-- start of Extracted material --

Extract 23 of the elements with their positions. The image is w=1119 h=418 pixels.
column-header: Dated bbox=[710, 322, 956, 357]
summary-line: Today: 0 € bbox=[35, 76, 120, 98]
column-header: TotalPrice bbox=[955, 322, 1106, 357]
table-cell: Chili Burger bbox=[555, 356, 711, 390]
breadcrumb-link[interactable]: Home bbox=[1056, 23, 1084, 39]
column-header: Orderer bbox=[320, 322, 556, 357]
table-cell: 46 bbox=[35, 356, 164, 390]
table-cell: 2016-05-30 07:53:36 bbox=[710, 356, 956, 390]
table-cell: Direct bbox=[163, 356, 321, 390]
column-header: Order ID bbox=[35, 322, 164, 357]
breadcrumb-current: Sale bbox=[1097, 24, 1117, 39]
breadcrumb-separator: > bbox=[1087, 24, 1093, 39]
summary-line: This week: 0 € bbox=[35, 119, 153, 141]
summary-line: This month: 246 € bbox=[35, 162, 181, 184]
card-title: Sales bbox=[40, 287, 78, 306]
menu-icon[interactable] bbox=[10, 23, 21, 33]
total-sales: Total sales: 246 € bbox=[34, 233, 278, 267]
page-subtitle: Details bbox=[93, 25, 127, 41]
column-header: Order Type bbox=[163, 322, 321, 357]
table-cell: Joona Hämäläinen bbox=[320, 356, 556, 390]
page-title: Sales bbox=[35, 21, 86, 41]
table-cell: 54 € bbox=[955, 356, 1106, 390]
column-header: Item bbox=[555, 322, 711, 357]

-- end of Extracted material --

• [Written task]
Return every line in the listing above that contains the string "summary".

• [Result]
summary-line: Today: 0 € bbox=[35, 76, 120, 98]
summary-line: This week: 0 € bbox=[35, 119, 153, 141]
summary-line: This month: 246 € bbox=[35, 162, 181, 184]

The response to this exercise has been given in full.